** Start of The records **

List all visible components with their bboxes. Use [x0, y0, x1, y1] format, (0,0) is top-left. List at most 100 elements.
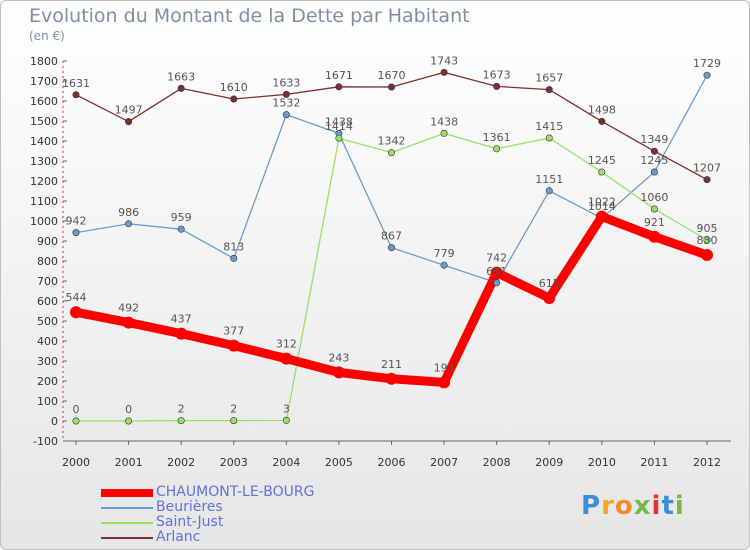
x-tick-label: 2005 [325, 456, 353, 469]
data-point-arlanc [545, 86, 553, 94]
data-point-saint_just [440, 129, 448, 137]
y-tick-label: 1800 [30, 55, 58, 68]
data-label-arlanc: 1670 [378, 69, 406, 82]
data-point-beurieres [282, 111, 290, 119]
data-point-arlanc [650, 147, 658, 155]
data-point-chaumont [385, 372, 398, 385]
data-label-chaumont: 211 [381, 358, 402, 371]
data-label-beurieres: 867 [381, 230, 402, 243]
data-point-chaumont [122, 316, 135, 329]
legend-swatch-beurieres [101, 507, 153, 509]
data-point-chaumont [543, 292, 556, 304]
data-label-saint_just: 3 [283, 402, 290, 415]
x-tick-label: 2012 [693, 456, 721, 469]
data-label-beurieres: 1245 [640, 154, 668, 167]
data-labels: 942 986 959 813 1532 1438 867 779 691 1151 1014 124… [62, 54, 721, 416]
data-point-chaumont [438, 376, 451, 389]
data-point-saint_just [72, 417, 80, 425]
data-point-chaumont [595, 210, 608, 223]
y-tick-label: 0 [51, 415, 58, 428]
data-label-beurieres: 779 [434, 247, 455, 260]
data-label-beurieres: 1438 [325, 115, 353, 128]
y-tick-label: 600 [37, 295, 58, 308]
data-point-saint_just [282, 416, 290, 424]
data-point-beurieres [72, 229, 80, 237]
y-tick-label: 200 [37, 375, 58, 388]
data-point-saint_just [650, 205, 658, 213]
legend-label-beurieres: Beurières [156, 499, 223, 515]
x-tick-label: 2007 [430, 456, 458, 469]
legend-label-arlanc: Arlanc [156, 529, 201, 545]
x-tick-label: 2010 [588, 456, 616, 469]
legend-label-chaumont: CHAUMONT-LE-BOURG [156, 484, 315, 500]
y-tick-label: 1700 [30, 75, 58, 88]
data-label-arlanc: 1497 [115, 104, 143, 117]
data-point-arlanc [335, 83, 343, 91]
y-tick-label: 1000 [30, 215, 58, 228]
data-point-arlanc [177, 84, 185, 92]
data-label-chaumont: 742 [486, 252, 507, 265]
y-tick-label: 1200 [30, 175, 58, 188]
data-point-chaumont [175, 327, 188, 340]
proxiti-logo: Proxiti [581, 491, 685, 521]
series-points [70, 68, 713, 425]
data-label-saint_just: 1414 [325, 120, 353, 133]
data-point-beurieres [650, 168, 658, 176]
data-label-beurieres: 959 [171, 211, 192, 224]
axes: -100010020030040050060070080090010001100… [30, 55, 731, 469]
x-tick-label: 2006 [378, 456, 406, 469]
data-point-saint_just [230, 417, 238, 425]
data-label-beurieres: 1014 [588, 200, 616, 213]
data-label-arlanc: 1673 [483, 68, 511, 81]
data-label-arlanc: 1498 [588, 103, 616, 116]
data-point-chaumont [490, 266, 503, 279]
data-point-arlanc [282, 90, 290, 98]
data-point-beurieres [703, 71, 711, 79]
data-label-arlanc: 1349 [640, 133, 668, 146]
data-label-saint_just: 1342 [378, 135, 406, 148]
data-label-saint_just: 1245 [588, 154, 616, 167]
legend-label-saint-just: Saint-Just [156, 514, 224, 530]
x-tick-label: 2004 [272, 456, 300, 469]
legend-swatch-chaumont [101, 489, 153, 497]
data-label-chaumont: 921 [644, 216, 665, 229]
data-point-beurieres [230, 254, 238, 262]
data-point-saint_just [387, 149, 395, 157]
data-label-beurieres: 942 [66, 215, 87, 228]
data-label-chaumont: 830 [697, 234, 718, 247]
data-label-saint_just: 0 [125, 403, 132, 416]
data-label-saint_just: 1361 [483, 131, 511, 144]
chart-subtitle: (en €) [29, 29, 65, 43]
data-label-arlanc: 1671 [325, 69, 353, 82]
data-point-beurieres [493, 279, 501, 287]
y-tick-label: 800 [37, 255, 58, 268]
data-point-saint_just [545, 134, 553, 142]
y-tick-label: 1300 [30, 155, 58, 168]
data-point-saint_just [335, 134, 343, 142]
data-label-beurieres: 1729 [693, 57, 721, 70]
data-label-saint_just: 1415 [535, 120, 563, 133]
data-label-beurieres: 1151 [535, 173, 563, 186]
data-label-arlanc: 1663 [167, 70, 195, 83]
data-point-saint_just [703, 236, 711, 244]
data-label-beurieres: 813 [223, 240, 244, 253]
data-point-saint_just [598, 168, 606, 176]
y-tick-label: 1500 [30, 115, 58, 128]
data-point-saint_just [125, 417, 133, 425]
data-label-chaumont: 615 [539, 277, 560, 290]
data-label-arlanc: 1743 [430, 54, 458, 67]
data-label-chaumont: 492 [118, 302, 139, 315]
data-label-chaumont: 193 [434, 361, 455, 374]
data-label-arlanc: 1631 [62, 77, 90, 90]
data-point-arlanc [598, 117, 606, 125]
data-point-arlanc [440, 68, 448, 76]
y-tick-label: 100 [37, 395, 58, 408]
y-tick-label: 400 [37, 335, 58, 348]
data-point-arlanc [72, 91, 80, 99]
data-point-arlanc [230, 95, 238, 103]
x-tick-label: 2001 [115, 456, 143, 469]
data-point-chaumont [701, 249, 713, 261]
data-label-saint_just: 905 [697, 222, 718, 235]
data-point-chaumont [227, 339, 240, 352]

** End of The records **

Stated problem: Retype every line of the records above without changing anything, but leave out the pictures.

Exercise result:
List all visible components with their bboxes. Use [x0, y0, x1, y1] format, (0,0) is top-left. List at most 100 elements.
x-tick-label: 2005 [325, 456, 353, 469]
data-point-arlanc [545, 86, 553, 94]
data-point-saint_just [440, 129, 448, 137]
y-tick-label: 1800 [30, 55, 58, 68]
data-label-arlanc: 1670 [378, 69, 406, 82]
data-point-beurieres [282, 111, 290, 119]
data-point-arlanc [650, 147, 658, 155]
data-point-chaumont [385, 372, 398, 385]
data-label-chaumont: 211 [381, 358, 402, 371]
data-label-beurieres: 867 [381, 230, 402, 243]
data-point-chaumont [122, 316, 135, 329]
legend-swatch-beurieres [101, 507, 153, 509]
data-point-chaumont [543, 292, 556, 304]
data-label-saint_just: 3 [283, 402, 290, 415]
x-tick-label: 2012 [693, 456, 721, 469]
data-label-beurieres: 1245 [640, 154, 668, 167]
data-labels: 942 986 959 813 1532 1438 867 779 691 1151 1014 124… [62, 54, 721, 416]
data-point-chaumont [438, 376, 451, 389]
data-point-saint_just [72, 417, 80, 425]
data-point-chaumont [595, 210, 608, 223]
y-tick-label: 0 [51, 415, 58, 428]
data-label-beurieres: 779 [434, 247, 455, 260]
data-label-beurieres: 1438 [325, 115, 353, 128]
y-tick-label: 600 [37, 295, 58, 308]
data-point-saint_just [282, 416, 290, 424]
data-point-beurieres [72, 229, 80, 237]
y-tick-label: 200 [37, 375, 58, 388]
data-point-saint_just [650, 205, 658, 213]
legend-label-beurieres: Beurières [156, 499, 223, 515]
x-tick-label: 2007 [430, 456, 458, 469]
legend-label-arlanc: Arlanc [156, 529, 201, 545]
x-tick-label: 2010 [588, 456, 616, 469]
legend-label-chaumont: CHAUMONT-LE-BOURG [156, 484, 315, 500]
y-tick-label: 1700 [30, 75, 58, 88]
data-label-arlanc: 1497 [115, 104, 143, 117]
data-point-arlanc [335, 83, 343, 91]
y-tick-label: 1000 [30, 215, 58, 228]
data-point-arlanc [177, 84, 185, 92]
data-label-chaumont: 742 [486, 252, 507, 265]
y-tick-label: 1200 [30, 175, 58, 188]
data-point-chaumont [175, 327, 188, 340]
proxiti-logo: Proxiti [581, 491, 685, 521]
series-points [70, 68, 713, 425]
data-label-saint_just: 1414 [325, 120, 353, 133]
data-point-beurieres [650, 168, 658, 176]
data-label-beurieres: 959 [171, 211, 192, 224]
axes: -100010020030040050060070080090010001100… [30, 55, 731, 469]
x-tick-label: 2006 [378, 456, 406, 469]
data-point-saint_just [230, 417, 238, 425]
data-label-beurieres: 1014 [588, 200, 616, 213]
data-label-arlanc: 1673 [483, 68, 511, 81]
data-label-arlanc: 1498 [588, 103, 616, 116]
data-point-chaumont [490, 266, 503, 279]
data-point-arlanc [282, 90, 290, 98]
data-point-beurieres [703, 71, 711, 79]
data-label-arlanc: 1349 [640, 133, 668, 146]
data-label-saint_just: 1342 [378, 135, 406, 148]
data-label-saint_just: 1245 [588, 154, 616, 167]
legend-label-saint-just: Saint-Just [156, 514, 224, 530]
x-tick-label: 2004 [272, 456, 300, 469]
legend-swatch-chaumont [101, 489, 153, 497]
data-label-chaumont: 921 [644, 216, 665, 229]
data-point-beurieres [230, 254, 238, 262]
data-point-saint_just [387, 149, 395, 157]
data-label-beurieres: 942 [66, 215, 87, 228]
data-label-chaumont: 830 [697, 234, 718, 247]
data-label-saint_just: 0 [125, 403, 132, 416]
data-label-saint_just: 1361 [483, 131, 511, 144]
chart-subtitle: (en €) [29, 29, 65, 43]
data-label-arlanc: 1671 [325, 69, 353, 82]
data-point-beurieres [493, 279, 501, 287]
y-tick-label: 800 [37, 255, 58, 268]
data-point-saint_just [545, 134, 553, 142]
y-tick-label: 1300 [30, 155, 58, 168]
data-point-saint_just [335, 134, 343, 142]
data-label-beurieres: 1729 [693, 57, 721, 70]
data-label-saint_just: 1415 [535, 120, 563, 133]
data-label-beurieres: 1151 [535, 173, 563, 186]
data-label-arlanc: 1663 [167, 70, 195, 83]
data-point-saint_just [703, 236, 711, 244]
data-label-beurieres: 813 [223, 240, 244, 253]
data-point-saint_just [598, 168, 606, 176]
y-tick-label: 1500 [30, 115, 58, 128]
data-point-saint_just [125, 417, 133, 425]
data-label-chaumont: 615 [539, 277, 560, 290]
data-label-arlanc: 1743 [430, 54, 458, 67]
data-label-chaumont: 492 [118, 302, 139, 315]
data-label-chaumont: 193 [434, 361, 455, 374]
data-label-arlanc: 1631 [62, 77, 90, 90]
data-point-arlanc [598, 117, 606, 125]
data-point-arlanc [440, 68, 448, 76]
y-tick-label: 100 [37, 395, 58, 408]
y-tick-label: 400 [37, 335, 58, 348]
data-point-arlanc [72, 91, 80, 99]
data-point-arlanc [230, 95, 238, 103]
x-tick-label: 2001 [115, 456, 143, 469]
data-point-chaumont [701, 249, 713, 261]
data-label-saint_just: 905 [697, 222, 718, 235]
data-point-chaumont [227, 339, 240, 352]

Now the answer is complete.